● Work required
Quote the records that follow in full and exactly; leave out the pictures.

Lines of data:
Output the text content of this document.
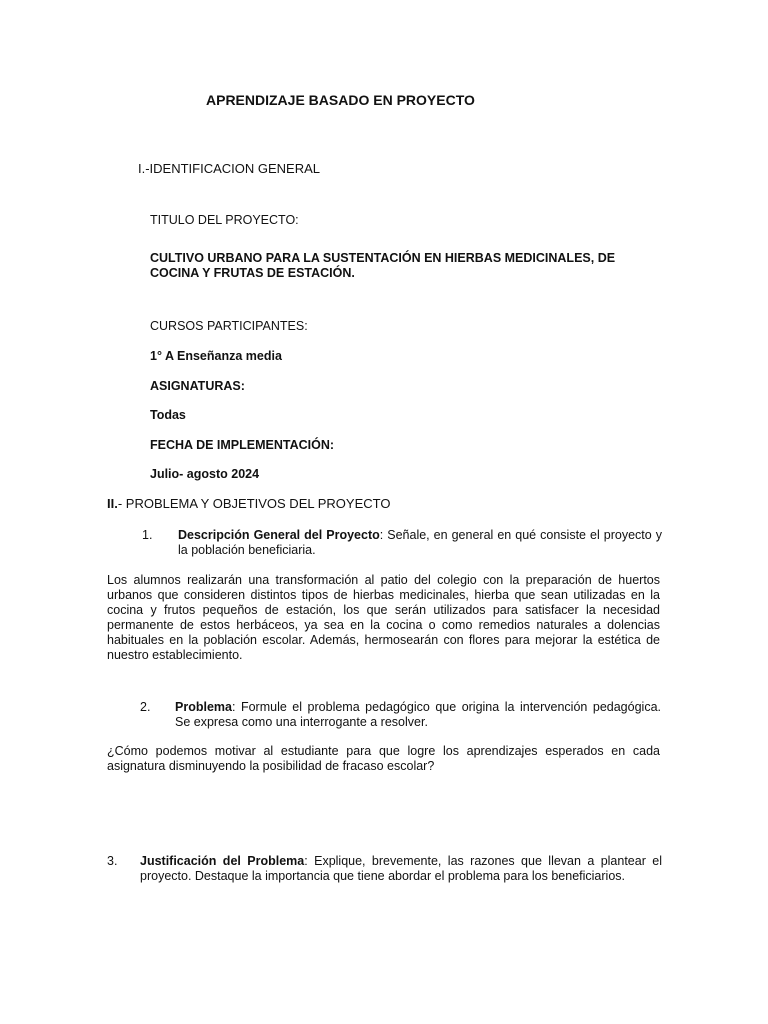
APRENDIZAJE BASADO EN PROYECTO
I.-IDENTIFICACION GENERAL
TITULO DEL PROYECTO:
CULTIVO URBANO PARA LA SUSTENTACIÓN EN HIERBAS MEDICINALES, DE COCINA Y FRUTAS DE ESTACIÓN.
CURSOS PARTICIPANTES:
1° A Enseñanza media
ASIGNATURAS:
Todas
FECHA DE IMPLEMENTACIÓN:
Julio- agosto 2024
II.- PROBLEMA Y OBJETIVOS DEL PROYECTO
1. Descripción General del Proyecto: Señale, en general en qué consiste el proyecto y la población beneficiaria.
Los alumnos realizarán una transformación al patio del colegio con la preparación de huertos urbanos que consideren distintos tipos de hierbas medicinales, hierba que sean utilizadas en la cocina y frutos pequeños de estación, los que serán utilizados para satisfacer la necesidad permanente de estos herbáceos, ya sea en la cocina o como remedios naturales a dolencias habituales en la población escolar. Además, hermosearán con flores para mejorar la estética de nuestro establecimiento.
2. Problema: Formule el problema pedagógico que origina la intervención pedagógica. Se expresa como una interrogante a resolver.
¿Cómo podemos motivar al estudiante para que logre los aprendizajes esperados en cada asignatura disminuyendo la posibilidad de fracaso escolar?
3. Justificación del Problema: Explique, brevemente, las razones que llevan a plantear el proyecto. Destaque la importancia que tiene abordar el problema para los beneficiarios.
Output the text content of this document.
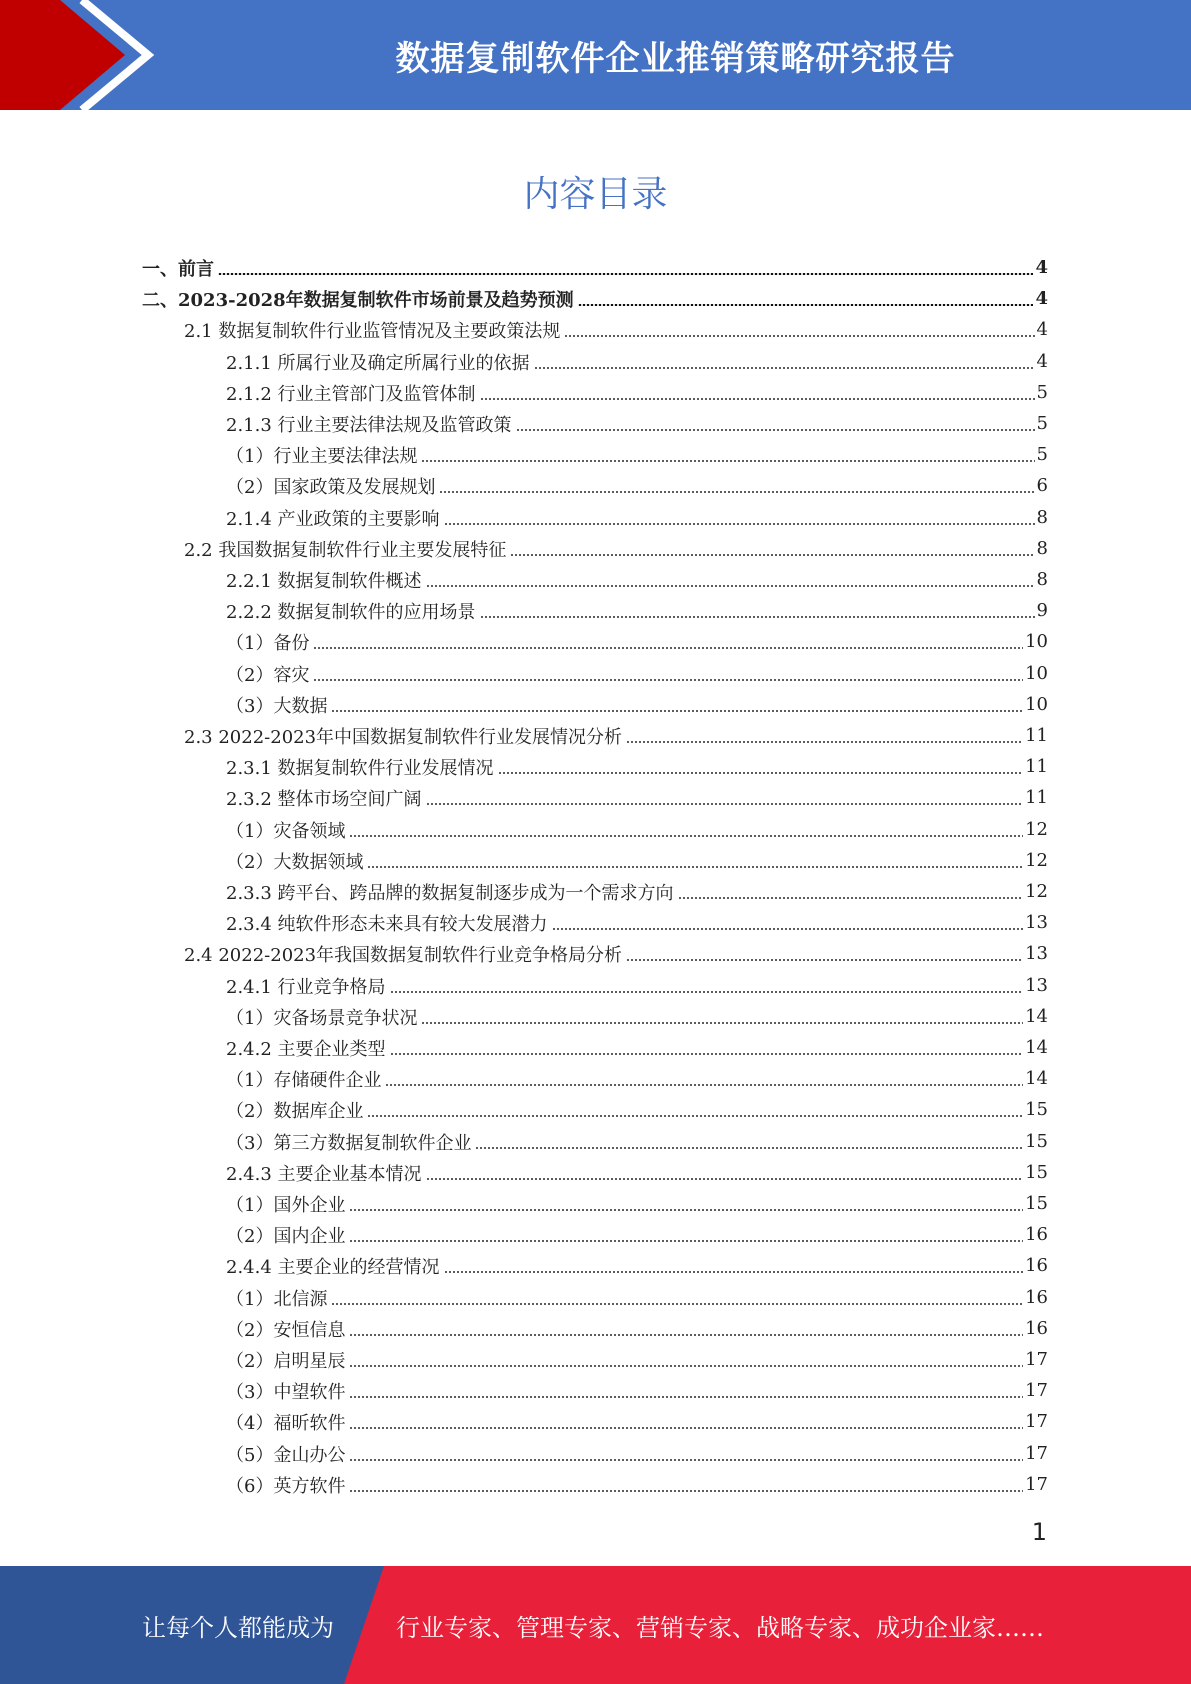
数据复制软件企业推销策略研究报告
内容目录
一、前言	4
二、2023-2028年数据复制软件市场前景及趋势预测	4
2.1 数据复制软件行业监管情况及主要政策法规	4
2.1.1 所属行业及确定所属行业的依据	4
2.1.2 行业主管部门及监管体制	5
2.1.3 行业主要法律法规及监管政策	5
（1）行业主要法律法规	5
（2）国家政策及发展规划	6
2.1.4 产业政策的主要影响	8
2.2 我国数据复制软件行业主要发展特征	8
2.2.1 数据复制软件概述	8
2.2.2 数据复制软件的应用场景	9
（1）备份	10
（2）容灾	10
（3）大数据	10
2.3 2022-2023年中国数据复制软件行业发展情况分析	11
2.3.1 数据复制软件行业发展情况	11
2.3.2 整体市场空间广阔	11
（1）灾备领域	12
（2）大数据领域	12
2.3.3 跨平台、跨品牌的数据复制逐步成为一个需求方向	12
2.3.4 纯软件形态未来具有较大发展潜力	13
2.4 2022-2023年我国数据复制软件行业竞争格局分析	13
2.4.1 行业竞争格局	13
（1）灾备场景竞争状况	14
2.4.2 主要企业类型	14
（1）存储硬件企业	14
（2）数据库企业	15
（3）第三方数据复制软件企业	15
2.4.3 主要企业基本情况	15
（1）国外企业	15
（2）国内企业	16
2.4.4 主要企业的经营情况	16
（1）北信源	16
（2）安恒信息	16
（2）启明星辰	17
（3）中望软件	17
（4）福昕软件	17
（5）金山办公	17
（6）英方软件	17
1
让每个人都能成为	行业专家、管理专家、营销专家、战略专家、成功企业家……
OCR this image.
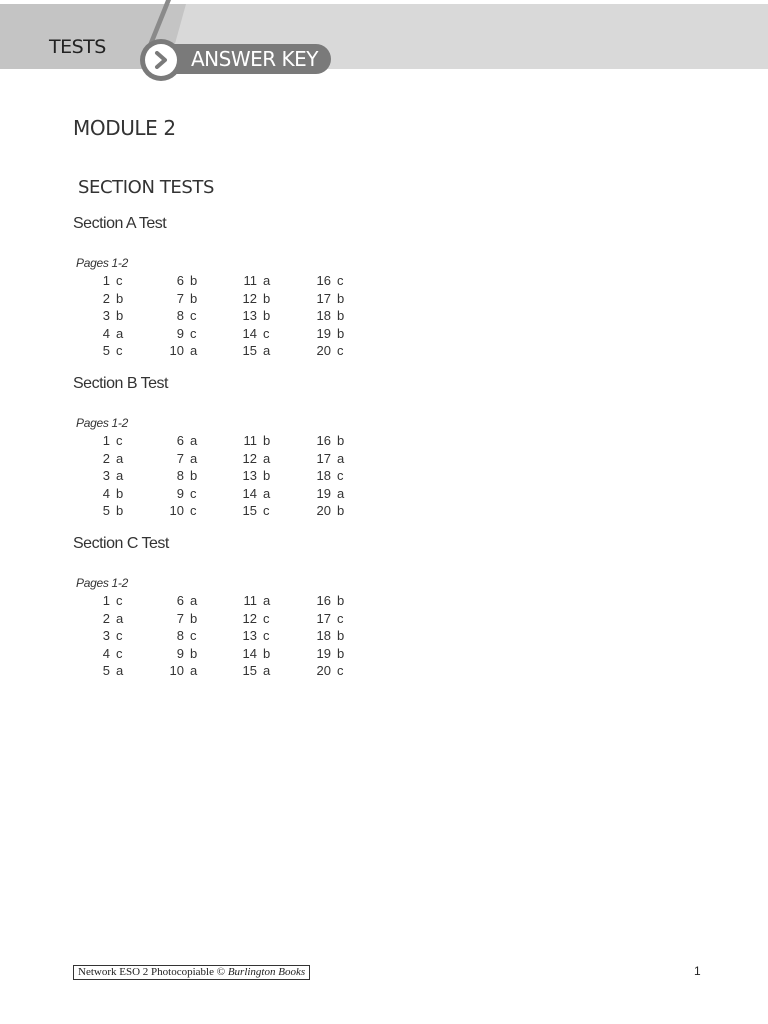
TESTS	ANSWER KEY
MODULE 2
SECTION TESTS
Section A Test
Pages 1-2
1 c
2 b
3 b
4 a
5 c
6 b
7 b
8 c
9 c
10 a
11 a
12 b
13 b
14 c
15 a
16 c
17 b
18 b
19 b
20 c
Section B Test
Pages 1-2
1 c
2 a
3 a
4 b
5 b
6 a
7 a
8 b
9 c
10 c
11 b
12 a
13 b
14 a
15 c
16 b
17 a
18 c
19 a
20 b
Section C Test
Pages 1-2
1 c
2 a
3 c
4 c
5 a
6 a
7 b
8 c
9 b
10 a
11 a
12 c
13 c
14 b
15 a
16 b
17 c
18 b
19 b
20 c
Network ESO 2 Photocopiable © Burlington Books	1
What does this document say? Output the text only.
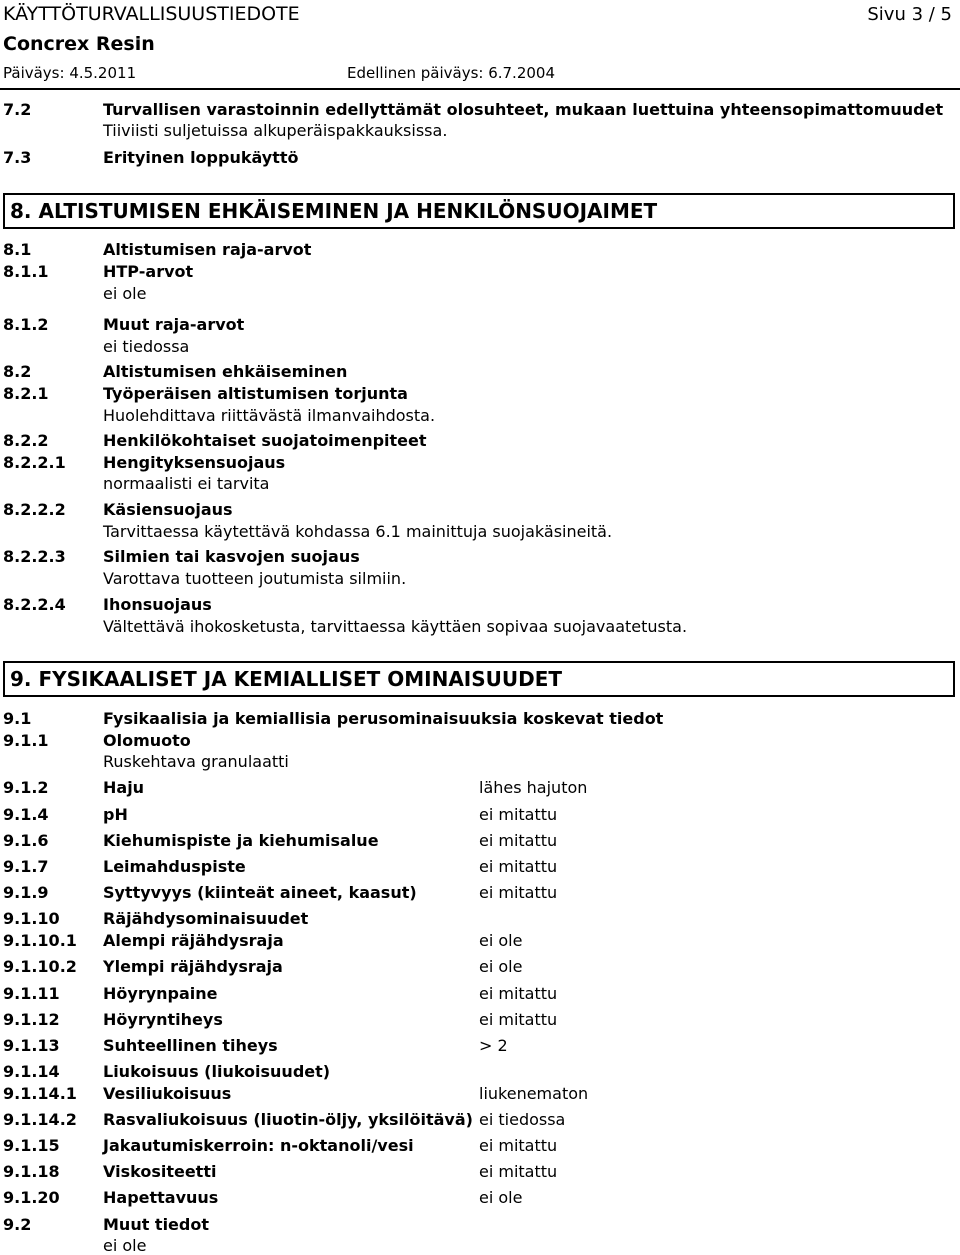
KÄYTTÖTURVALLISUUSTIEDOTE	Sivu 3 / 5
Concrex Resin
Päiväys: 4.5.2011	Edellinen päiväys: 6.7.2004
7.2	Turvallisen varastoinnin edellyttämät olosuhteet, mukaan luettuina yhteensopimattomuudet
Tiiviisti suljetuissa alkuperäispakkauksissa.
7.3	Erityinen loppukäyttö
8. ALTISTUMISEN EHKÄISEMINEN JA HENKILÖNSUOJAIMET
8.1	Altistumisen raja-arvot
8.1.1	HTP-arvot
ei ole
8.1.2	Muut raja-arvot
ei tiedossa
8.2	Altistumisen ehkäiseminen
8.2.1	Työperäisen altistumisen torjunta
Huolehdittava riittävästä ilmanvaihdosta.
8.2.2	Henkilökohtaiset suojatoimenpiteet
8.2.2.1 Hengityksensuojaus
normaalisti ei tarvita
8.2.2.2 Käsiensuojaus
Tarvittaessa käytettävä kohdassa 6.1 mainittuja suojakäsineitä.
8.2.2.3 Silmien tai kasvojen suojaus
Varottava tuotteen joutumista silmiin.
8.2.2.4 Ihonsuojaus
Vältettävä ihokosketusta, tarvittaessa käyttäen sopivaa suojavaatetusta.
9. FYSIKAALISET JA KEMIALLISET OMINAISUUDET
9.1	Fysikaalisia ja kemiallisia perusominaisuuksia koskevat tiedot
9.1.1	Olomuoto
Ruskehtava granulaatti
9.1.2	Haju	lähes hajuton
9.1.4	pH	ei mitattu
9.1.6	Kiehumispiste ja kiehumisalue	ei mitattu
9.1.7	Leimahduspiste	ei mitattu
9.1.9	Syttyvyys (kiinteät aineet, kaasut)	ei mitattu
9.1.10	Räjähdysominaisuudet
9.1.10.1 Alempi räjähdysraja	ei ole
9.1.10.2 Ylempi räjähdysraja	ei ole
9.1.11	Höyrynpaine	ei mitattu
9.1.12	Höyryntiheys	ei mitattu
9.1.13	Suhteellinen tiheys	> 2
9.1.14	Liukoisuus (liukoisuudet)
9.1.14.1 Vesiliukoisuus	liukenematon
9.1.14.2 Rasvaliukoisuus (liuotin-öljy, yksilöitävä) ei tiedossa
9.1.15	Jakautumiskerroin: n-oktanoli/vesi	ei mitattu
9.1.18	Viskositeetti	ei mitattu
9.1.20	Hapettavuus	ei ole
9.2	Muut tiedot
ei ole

● Answer in full
Output the text content of this document.
APRENDIZAJE BASADO EN PROYECTO
I.-IDENTIFICACION GENERAL
TITULO DEL PROYECTO:
CULTIVO URBANO PARA LA SUSTENTACIÓN EN HIERBAS MEDICINALES, DE COCINA Y FRUTAS DE ESTACIÓN.
CURSOS PARTICIPANTES:
1° A Enseñanza media
ASIGNATURAS:
Todas
FECHA DE IMPLEMENTACIÓN:
Julio- agosto 2024
II.- PROBLEMA Y OBJETIVOS DEL PROYECTO
1. Descripción General del Proyecto: Señale, en general en qué consiste el proyecto y la población beneficiaria.
Los alumnos realizarán una transformación al patio del colegio con la preparación de huertos urbanos que consideren distintos tipos de hierbas medicinales, hierba que sean utilizadas en la cocina y frutos pequeños de estación, los que serán utilizados para satisfacer la necesidad permanente de estos herbáceos, ya sea en la cocina o como remedios naturales a dolencias habituales en la población escolar. Además, hermosearán con flores para mejorar la estética de nuestro establecimiento.
2. Problema: Formule el problema pedagógico que origina la intervención pedagógica. Se expresa como una interrogante a resolver.
¿Cómo podemos motivar al estudiante para que logre los aprendizajes esperados en cada asignatura disminuyendo la posibilidad de fracaso escolar?
3. Justificación del Problema: Explique, brevemente, las razones que llevan a plantear el proyecto. Destaque la importancia que tiene abordar el problema para los beneficiarios.
Output the text content of this document.
数据复制软件企业推销策略研究报告
内容目录
一、前言	4
二、2023-2028年数据复制软件市场前景及趋势预测	4
2.1 数据复制软件行业监管情况及主要政策法规	4
2.1.1 所属行业及确定所属行业的依据	4
2.1.2 行业主管部门及监管体制	5
2.1.3 行业主要法律法规及监管政策	5
（1）行业主要法律法规	5
（2）国家政策及发展规划	6
2.1.4 产业政策的主要影响	8
2.2 我国数据复制软件行业主要发展特征	8
2.2.1 数据复制软件概述	8
2.2.2 数据复制软件的应用场景	9
（1）备份	10
（2）容灾	10
（3）大数据	10
2.3 2022-2023年中国数据复制软件行业发展情况分析	11
2.3.1 数据复制软件行业发展情况	11
2.3.2 整体市场空间广阔	11
（1）灾备领域	12
（2）大数据领域	12
2.3.3 跨平台、跨品牌的数据复制逐步成为一个需求方向	12
2.3.4 纯软件形态未来具有较大发展潜力	13
2.4 2022-2023年我国数据复制软件行业竞争格局分析	13
2.4.1 行业竞争格局	13
（1）灾备场景竞争状况	14
2.4.2 主要企业类型	14
（1）存储硬件企业	14
（2）数据库企业	15
（3）第三方数据复制软件企业	15
2.4.3 主要企业基本情况	15
（1）国外企业	15
（2）国内企业	16
2.4.4 主要企业的经营情况	16
（1）北信源	16
（2）安恒信息	16
（2）启明星辰	17
（3）中望软件	17
（4）福昕软件	17
（5）金山办公	17
（6）英方软件	17
1
让每个人都能成为	行业专家、管理专家、营销专家、战略专家、成功企业家……
OCR this image.
TESTS	ANSWER KEY
MODULE 2
SECTION TESTS
Section A Test
Pages 1-2
1 c
2 b
3 b
4 a
5 c
6 b
7 b
8 c
9 c
10 a
11 a
12 b
13 b
14 c
15 a
16 c
17 b
18 b
19 b
20 c
Section B Test
Pages 1-2
1 c
2 a
3 a
4 b
5 b
6 a
7 a
8 b
9 c
10 c
11 b
12 a
13 b
14 a
15 c
16 b
17 a
18 c
19 a
20 b
Section C Test
Pages 1-2
1 c
2 a
3 c
4 c
5 a
6 a
7 b
8 c
9 b
10 a
11 a
12 c
13 c
14 b
15 a
16 b
17 c
18 b
19 b
20 c
Network ESO 2 Photocopiable © Burlington Books	1
What does this document say? Output the text only.
KÄYTTÖTURVALLISUUSTIEDOTE	Sivu 3 / 5
Concrex Resin
Päiväys: 4.5.2011	Edellinen päiväys: 6.7.2004
7.2	Turvallisen varastoinnin edellyttämät olosuhteet, mukaan luettuina yhteensopimattomuudet
Tiiviisti suljetuissa alkuperäispakkauksissa.
7.3	Erityinen loppukäyttö
8. ALTISTUMISEN EHKÄISEMINEN JA HENKILÖNSUOJAIMET
8.1	Altistumisen raja-arvot
8.1.1	HTP-arvot
ei ole
8.1.2	Muut raja-arvot
ei tiedossa
8.2	Altistumisen ehkäiseminen
8.2.1	Työperäisen altistumisen torjunta
Huolehdittava riittävästä ilmanvaihdosta.
8.2.2	Henkilökohtaiset suojatoimenpiteet
8.2.2.1 Hengityksensuojaus
normaalisti ei tarvita
8.2.2.2 Käsiensuojaus
Tarvittaessa käytettävä kohdassa 6.1 mainittuja suojakäsineitä.
8.2.2.3 Silmien tai kasvojen suojaus
Varottava tuotteen joutumista silmiin.
8.2.2.4 Ihonsuojaus
Vältettävä ihokosketusta, tarvittaessa käyttäen sopivaa suojavaatetusta.
9. FYSIKAALISET JA KEMIALLISET OMINAISUUDET
9.1	Fysikaalisia ja kemiallisia perusominaisuuksia koskevat tiedot
9.1.1	Olomuoto
Ruskehtava granulaatti
9.1.2	Haju	lähes hajuton
9.1.4	pH	ei mitattu
9.1.6	Kiehumispiste ja kiehumisalue	ei mitattu
9.1.7	Leimahduspiste	ei mitattu
9.1.9	Syttyvyys (kiinteät aineet, kaasut)	ei mitattu
9.1.10	Räjähdysominaisuudet
9.1.10.1 Alempi räjähdysraja	ei ole
9.1.10.2 Ylempi räjähdysraja	ei ole
9.1.11	Höyrynpaine	ei mitattu
9.1.12	Höyryntiheys	ei mitattu
9.1.13	Suhteellinen tiheys	> 2
9.1.14	Liukoisuus (liukoisuudet)
9.1.14.1 Vesiliukoisuus	liukenematon
9.1.14.2 Rasvaliukoisuus (liuotin-öljy, yksilöitävä) ei tiedossa
9.1.15	Jakautumiskerroin: n-oktanoli/vesi	ei mitattu
9.1.18	Viskositeetti	ei mitattu
9.1.20	Hapettavuus	ei ole
9.2	Muut tiedot
ei ole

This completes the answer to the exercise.